### Your goal
Write out all of the data exactly as it appears.

### Records
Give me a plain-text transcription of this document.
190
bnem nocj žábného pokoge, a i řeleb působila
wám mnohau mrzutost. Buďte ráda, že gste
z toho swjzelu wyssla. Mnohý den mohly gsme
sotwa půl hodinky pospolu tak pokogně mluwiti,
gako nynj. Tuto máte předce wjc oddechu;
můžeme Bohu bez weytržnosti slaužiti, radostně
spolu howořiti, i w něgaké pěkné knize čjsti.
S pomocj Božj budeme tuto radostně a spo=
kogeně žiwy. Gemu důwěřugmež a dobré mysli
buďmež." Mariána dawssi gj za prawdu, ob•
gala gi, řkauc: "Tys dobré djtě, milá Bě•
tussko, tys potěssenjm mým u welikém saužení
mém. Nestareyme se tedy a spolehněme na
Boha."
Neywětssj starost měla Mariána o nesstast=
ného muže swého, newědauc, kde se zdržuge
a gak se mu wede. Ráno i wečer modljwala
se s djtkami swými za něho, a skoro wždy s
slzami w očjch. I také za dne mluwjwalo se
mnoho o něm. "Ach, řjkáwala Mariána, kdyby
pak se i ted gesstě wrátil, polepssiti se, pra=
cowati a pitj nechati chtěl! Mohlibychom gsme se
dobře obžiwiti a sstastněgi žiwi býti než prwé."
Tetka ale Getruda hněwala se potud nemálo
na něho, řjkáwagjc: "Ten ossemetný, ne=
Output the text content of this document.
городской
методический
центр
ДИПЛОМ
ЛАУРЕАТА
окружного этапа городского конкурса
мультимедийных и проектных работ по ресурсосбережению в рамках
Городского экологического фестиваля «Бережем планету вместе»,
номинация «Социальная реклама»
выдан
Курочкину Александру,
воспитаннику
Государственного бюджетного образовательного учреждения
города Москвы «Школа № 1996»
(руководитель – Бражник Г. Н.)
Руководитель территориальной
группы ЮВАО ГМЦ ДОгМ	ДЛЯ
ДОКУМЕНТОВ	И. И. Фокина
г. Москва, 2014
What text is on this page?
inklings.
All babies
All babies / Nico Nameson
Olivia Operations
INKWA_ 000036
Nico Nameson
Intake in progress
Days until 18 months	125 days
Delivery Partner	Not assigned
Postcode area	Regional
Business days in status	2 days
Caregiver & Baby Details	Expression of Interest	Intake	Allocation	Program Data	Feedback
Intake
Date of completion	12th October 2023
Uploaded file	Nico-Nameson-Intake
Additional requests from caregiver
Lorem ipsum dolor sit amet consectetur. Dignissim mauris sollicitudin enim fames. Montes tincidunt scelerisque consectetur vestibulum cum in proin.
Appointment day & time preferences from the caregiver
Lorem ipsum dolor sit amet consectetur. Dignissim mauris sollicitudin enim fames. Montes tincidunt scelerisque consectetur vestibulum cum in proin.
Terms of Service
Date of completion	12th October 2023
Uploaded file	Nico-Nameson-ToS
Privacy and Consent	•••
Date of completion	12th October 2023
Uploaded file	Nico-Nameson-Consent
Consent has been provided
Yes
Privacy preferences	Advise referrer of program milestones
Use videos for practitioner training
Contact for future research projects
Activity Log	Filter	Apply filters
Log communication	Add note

### Task solution
Give me a plain-text transcription of this document.
190
bnem nocj žábného pokoge, a i řeleb působila
wám mnohau mrzutost. Buďte ráda, že gste
z toho swjzelu wyssla. Mnohý den mohly gsme
sotwa půl hodinky pospolu tak pokogně mluwiti,
gako nynj. Tuto máte předce wjc oddechu;
můžeme Bohu bez weytržnosti slaužiti, radostně
spolu howořiti, i w něgaké pěkné knize čjsti.
S pomocj Božj budeme tuto radostně a spo=
kogeně žiwy. Gemu důwěřugmež a dobré mysli
buďmež." Mariána dawssi gj za prawdu, ob•
gala gi, řkauc: "Tys dobré djtě, milá Bě•
tussko, tys potěssenjm mým u welikém saužení
mém. Nestareyme se tedy a spolehněme na
Boha."
Neywětssj starost měla Mariána o nesstast=
ného muže swého, newědauc, kde se zdržuge
a gak se mu wede. Ráno i wečer modljwala
se s djtkami swými za něho, a skoro wždy s
slzami w očjch. I také za dne mluwjwalo se
mnoho o něm. "Ach, řjkáwala Mariána, kdyby
pak se i ted gesstě wrátil, polepssiti se, pra=
cowati a pitj nechati chtěl! Mohlibychom gsme se
dobře obžiwiti a sstastněgi žiwi býti než prwé."
Tetka ale Getruda hněwala se potud nemálo
na něho, řjkáwagjc: "Ten ossemetný, ne=
Output the text content of this document.
городской
методический
центр
ДИПЛОМ
ЛАУРЕАТА
окружного этапа городского конкурса
мультимедийных и проектных работ по ресурсосбережению в рамках
Городского экологического фестиваля «Бережем планету вместе»,
номинация «Социальная реклама»
выдан
Курочкину Александру,
воспитаннику
Государственного бюджетного образовательного учреждения
города Москвы «Школа № 1996»
(руководитель – Бражник Г. Н.)
Руководитель территориальной
группы ЮВАО ГМЦ ДОгМ	ДЛЯ
ДОКУМЕНТОВ	И. И. Фокина
г. Москва, 2014
What text is on this page?
inklings.
All babies
All babies / Nico Nameson
Olivia Operations
INKWA_ 000036
Nico Nameson
Intake in progress
Days until 18 months	125 days
Delivery Partner	Not assigned
Postcode area	Regional
Business days in status	2 days
Caregiver & Baby Details	Expression of Interest	Intake	Allocation	Program Data	Feedback
Intake
Date of completion	12th October 2023
Uploaded file	Nico-Nameson-Intake
Additional requests from caregiver
Lorem ipsum dolor sit amet consectetur. Dignissim mauris sollicitudin enim fames. Montes tincidunt scelerisque consectetur vestibulum cum in proin.
Appointment day & time preferences from the caregiver
Lorem ipsum dolor sit amet consectetur. Dignissim mauris sollicitudin enim fames. Montes tincidunt scelerisque consectetur vestibulum cum in proin.
Terms of Service
Date of completion	12th October 2023
Uploaded file	Nico-Nameson-ToS
Privacy and Consent	•••
Date of completion	12th October 2023
Uploaded file	Nico-Nameson-Consent
Consent has been provided
Yes
Privacy preferences	Advise referrer of program milestones
Use videos for practitioner training
Contact for future research projects
Activity Log	Filter	Apply filters
Log communication	Add note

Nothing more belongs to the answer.